[Saved entries]
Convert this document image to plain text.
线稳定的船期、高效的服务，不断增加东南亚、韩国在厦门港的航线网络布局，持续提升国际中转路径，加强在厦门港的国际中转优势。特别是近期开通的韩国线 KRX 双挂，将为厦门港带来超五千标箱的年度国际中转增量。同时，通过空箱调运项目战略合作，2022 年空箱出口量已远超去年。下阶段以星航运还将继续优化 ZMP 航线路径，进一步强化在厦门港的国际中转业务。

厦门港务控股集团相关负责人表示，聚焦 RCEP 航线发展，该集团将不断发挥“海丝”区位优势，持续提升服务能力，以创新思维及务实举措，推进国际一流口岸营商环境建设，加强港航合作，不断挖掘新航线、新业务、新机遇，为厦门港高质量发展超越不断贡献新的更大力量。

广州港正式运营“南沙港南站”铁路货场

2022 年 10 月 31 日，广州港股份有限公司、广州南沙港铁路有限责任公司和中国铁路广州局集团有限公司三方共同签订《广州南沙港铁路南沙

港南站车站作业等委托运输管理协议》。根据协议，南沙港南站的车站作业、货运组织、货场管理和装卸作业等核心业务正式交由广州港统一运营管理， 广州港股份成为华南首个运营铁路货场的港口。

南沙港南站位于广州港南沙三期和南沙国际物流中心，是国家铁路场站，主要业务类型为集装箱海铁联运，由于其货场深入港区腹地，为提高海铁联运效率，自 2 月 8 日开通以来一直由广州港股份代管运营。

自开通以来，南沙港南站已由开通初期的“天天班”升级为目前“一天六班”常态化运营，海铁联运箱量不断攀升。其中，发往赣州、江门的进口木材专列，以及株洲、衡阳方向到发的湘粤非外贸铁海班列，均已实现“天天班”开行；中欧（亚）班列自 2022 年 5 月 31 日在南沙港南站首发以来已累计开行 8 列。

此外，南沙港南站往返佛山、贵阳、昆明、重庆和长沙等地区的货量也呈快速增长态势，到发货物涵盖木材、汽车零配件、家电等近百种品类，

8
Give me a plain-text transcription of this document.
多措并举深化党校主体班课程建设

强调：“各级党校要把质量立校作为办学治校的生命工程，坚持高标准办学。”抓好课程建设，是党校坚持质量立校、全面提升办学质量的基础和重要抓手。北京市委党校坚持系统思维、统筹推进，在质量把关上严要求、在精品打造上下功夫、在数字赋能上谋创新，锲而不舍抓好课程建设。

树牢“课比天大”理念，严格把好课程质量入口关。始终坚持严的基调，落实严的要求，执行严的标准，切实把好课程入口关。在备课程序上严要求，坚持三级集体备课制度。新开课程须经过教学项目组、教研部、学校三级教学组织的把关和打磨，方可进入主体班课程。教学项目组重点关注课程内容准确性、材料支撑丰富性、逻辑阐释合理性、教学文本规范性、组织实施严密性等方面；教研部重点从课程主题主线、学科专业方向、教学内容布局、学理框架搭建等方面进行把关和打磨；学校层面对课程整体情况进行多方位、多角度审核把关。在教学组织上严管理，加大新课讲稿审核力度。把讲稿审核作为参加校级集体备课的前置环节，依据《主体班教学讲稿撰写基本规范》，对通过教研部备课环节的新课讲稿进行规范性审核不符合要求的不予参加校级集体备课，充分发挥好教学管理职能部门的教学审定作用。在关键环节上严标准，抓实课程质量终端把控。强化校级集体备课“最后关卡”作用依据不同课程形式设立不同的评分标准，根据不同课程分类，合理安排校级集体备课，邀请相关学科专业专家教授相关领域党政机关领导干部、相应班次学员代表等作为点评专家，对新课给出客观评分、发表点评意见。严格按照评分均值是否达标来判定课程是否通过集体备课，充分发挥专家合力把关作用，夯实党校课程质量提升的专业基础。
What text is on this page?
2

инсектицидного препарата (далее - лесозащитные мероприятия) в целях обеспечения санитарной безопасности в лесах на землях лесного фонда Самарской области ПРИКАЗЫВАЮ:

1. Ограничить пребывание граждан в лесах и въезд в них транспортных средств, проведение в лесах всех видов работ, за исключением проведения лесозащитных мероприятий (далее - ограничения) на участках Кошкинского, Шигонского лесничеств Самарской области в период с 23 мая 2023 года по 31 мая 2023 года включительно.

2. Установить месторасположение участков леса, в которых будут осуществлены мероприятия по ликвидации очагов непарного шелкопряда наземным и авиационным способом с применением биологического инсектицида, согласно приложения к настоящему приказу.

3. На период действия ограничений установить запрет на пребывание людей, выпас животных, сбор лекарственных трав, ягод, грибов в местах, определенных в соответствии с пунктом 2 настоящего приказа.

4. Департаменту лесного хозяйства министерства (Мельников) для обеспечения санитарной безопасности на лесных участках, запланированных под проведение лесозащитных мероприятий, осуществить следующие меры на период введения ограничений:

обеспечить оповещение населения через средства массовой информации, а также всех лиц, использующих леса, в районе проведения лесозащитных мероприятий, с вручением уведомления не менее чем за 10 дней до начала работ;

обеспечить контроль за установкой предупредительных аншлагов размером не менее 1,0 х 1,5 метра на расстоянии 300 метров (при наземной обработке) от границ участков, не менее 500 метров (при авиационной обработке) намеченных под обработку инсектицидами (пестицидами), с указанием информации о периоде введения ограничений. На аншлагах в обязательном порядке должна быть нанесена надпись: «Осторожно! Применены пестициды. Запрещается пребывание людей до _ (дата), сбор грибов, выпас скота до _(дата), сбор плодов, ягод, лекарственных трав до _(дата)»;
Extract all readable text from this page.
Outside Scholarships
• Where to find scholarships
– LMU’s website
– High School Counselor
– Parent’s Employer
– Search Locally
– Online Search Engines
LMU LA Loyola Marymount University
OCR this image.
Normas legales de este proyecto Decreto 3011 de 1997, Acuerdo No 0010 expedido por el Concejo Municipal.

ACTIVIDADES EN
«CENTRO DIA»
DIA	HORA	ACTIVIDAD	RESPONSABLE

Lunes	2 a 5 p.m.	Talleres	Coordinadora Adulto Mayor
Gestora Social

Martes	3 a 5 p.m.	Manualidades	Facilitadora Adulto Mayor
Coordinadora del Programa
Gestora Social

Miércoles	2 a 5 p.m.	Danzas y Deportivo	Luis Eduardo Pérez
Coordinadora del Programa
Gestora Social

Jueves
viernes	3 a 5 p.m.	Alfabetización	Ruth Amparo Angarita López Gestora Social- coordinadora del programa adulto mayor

• Set exercise:
Write out every entry word for word.

• Task response:
Convert this document image to plain text.
线稳定的船期、高效的服务，不断增加东南亚、韩国在厦门港的航线网络布局，持续提升国际中转路径，加强在厦门港的国际中转优势。特别是近期开通的韩国线 KRX 双挂，将为厦门港带来超五千标箱的年度国际中转增量。同时，通过空箱调运项目战略合作，2022 年空箱出口量已远超去年。下阶段以星航运还将继续优化 ZMP 航线路径，进一步强化在厦门港的国际中转业务。

厦门港务控股集团相关负责人表示，聚焦 RCEP 航线发展，该集团将不断发挥“海丝”区位优势，持续提升服务能力，以创新思维及务实举措，推进国际一流口岸营商环境建设，加强港航合作，不断挖掘新航线、新业务、新机遇，为厦门港高质量发展超越不断贡献新的更大力量。

广州港正式运营“南沙港南站”铁路货场

2022 年 10 月 31 日，广州港股份有限公司、广州南沙港铁路有限责任公司和中国铁路广州局集团有限公司三方共同签订《广州南沙港铁路南沙

港南站车站作业等委托运输管理协议》。根据协议，南沙港南站的车站作业、货运组织、货场管理和装卸作业等核心业务正式交由广州港统一运营管理， 广州港股份成为华南首个运营铁路货场的港口。

南沙港南站位于广州港南沙三期和南沙国际物流中心，是国家铁路场站，主要业务类型为集装箱海铁联运，由于其货场深入港区腹地，为提高海铁联运效率，自 2 月 8 日开通以来一直由广州港股份代管运营。

自开通以来，南沙港南站已由开通初期的“天天班”升级为目前“一天六班”常态化运营，海铁联运箱量不断攀升。其中，发往赣州、江门的进口木材专列，以及株洲、衡阳方向到发的湘粤非外贸铁海班列，均已实现“天天班”开行；中欧（亚）班列自 2022 年 5 月 31 日在南沙港南站首发以来已累计开行 8 列。

此外，南沙港南站往返佛山、贵阳、昆明、重庆和长沙等地区的货量也呈快速增长态势，到发货物涵盖木材、汽车零配件、家电等近百种品类，

8
Give me a plain-text transcription of this document.
多措并举深化党校主体班课程建设

强调：“各级党校要把质量立校作为办学治校的生命工程，坚持高标准办学。”抓好课程建设，是党校坚持质量立校、全面提升办学质量的基础和重要抓手。北京市委党校坚持系统思维、统筹推进，在质量把关上严要求、在精品打造上下功夫、在数字赋能上谋创新，锲而不舍抓好课程建设。

树牢“课比天大”理念，严格把好课程质量入口关。始终坚持严的基调，落实严的要求，执行严的标准，切实把好课程入口关。在备课程序上严要求，坚持三级集体备课制度。新开课程须经过教学项目组、教研部、学校三级教学组织的把关和打磨，方可进入主体班课程。教学项目组重点关注课程内容准确性、材料支撑丰富性、逻辑阐释合理性、教学文本规范性、组织实施严密性等方面；教研部重点从课程主题主线、学科专业方向、教学内容布局、学理框架搭建等方面进行把关和打磨；学校层面对课程整体情况进行多方位、多角度审核把关。在教学组织上严管理，加大新课讲稿审核力度。把讲稿审核作为参加校级集体备课的前置环节，依据《主体班教学讲稿撰写基本规范》，对通过教研部备课环节的新课讲稿进行规范性审核不符合要求的不予参加校级集体备课，充分发挥好教学管理职能部门的教学审定作用。在关键环节上严标准，抓实课程质量终端把控。强化校级集体备课“最后关卡”作用依据不同课程形式设立不同的评分标准，根据不同课程分类，合理安排校级集体备课，邀请相关学科专业专家教授相关领域党政机关领导干部、相应班次学员代表等作为点评专家，对新课给出客观评分、发表点评意见。严格按照评分均值是否达标来判定课程是否通过集体备课，充分发挥专家合力把关作用，夯实党校课程质量提升的专业基础。
What text is on this page?
2

инсектицидного препарата (далее - лесозащитные мероприятия) в целях обеспечения санитарной безопасности в лесах на землях лесного фонда Самарской области ПРИКАЗЫВАЮ:

1. Ограничить пребывание граждан в лесах и въезд в них транспортных средств, проведение в лесах всех видов работ, за исключением проведения лесозащитных мероприятий (далее - ограничения) на участках Кошкинского, Шигонского лесничеств Самарской области в период с 23 мая 2023 года по 31 мая 2023 года включительно.

2. Установить месторасположение участков леса, в которых будут осуществлены мероприятия по ликвидации очагов непарного шелкопряда наземным и авиационным способом с применением биологического инсектицида, согласно приложения к настоящему приказу.

3. На период действия ограничений установить запрет на пребывание людей, выпас животных, сбор лекарственных трав, ягод, грибов в местах, определенных в соответствии с пунктом 2 настоящего приказа.

4. Департаменту лесного хозяйства министерства (Мельников) для обеспечения санитарной безопасности на лесных участках, запланированных под проведение лесозащитных мероприятий, осуществить следующие меры на период введения ограничений:

обеспечить оповещение населения через средства массовой информации, а также всех лиц, использующих леса, в районе проведения лесозащитных мероприятий, с вручением уведомления не менее чем за 10 дней до начала работ;

обеспечить контроль за установкой предупредительных аншлагов размером не менее 1,0 х 1,5 метра на расстоянии 300 метров (при наземной обработке) от границ участков, не менее 500 метров (при авиационной обработке) намеченных под обработку инсектицидами (пестицидами), с указанием информации о периоде введения ограничений. На аншлагах в обязательном порядке должна быть нанесена надпись: «Осторожно! Применены пестициды. Запрещается пребывание людей до _ (дата), сбор грибов, выпас скота до _(дата), сбор плодов, ягод, лекарственных трав до _(дата)»;
Extract all readable text from this page.
Outside Scholarships
• Where to find scholarships
– LMU’s website
– High School Counselor
– Parent’s Employer
– Search Locally
– Online Search Engines
LMU LA Loyola Marymount University
OCR this image.
Normas legales de este proyecto Decreto 3011 de 1997, Acuerdo No 0010 expedido por el Concejo Municipal.

ACTIVIDADES EN
«CENTRO DIA»
DIA	HORA	ACTIVIDAD	RESPONSABLE

Lunes	2 a 5 p.m.	Talleres	Coordinadora Adulto Mayor
Gestora Social

Martes	3 a 5 p.m.	Manualidades	Facilitadora Adulto Mayor
Coordinadora del Programa
Gestora Social

Miércoles	2 a 5 p.m.	Danzas y Deportivo	Luis Eduardo Pérez
Coordinadora del Programa
Gestora Social

Jueves
viernes	3 a 5 p.m.	Alfabetización	Ruth Amparo Angarita López Gestora Social- coordinadora del programa adulto mayor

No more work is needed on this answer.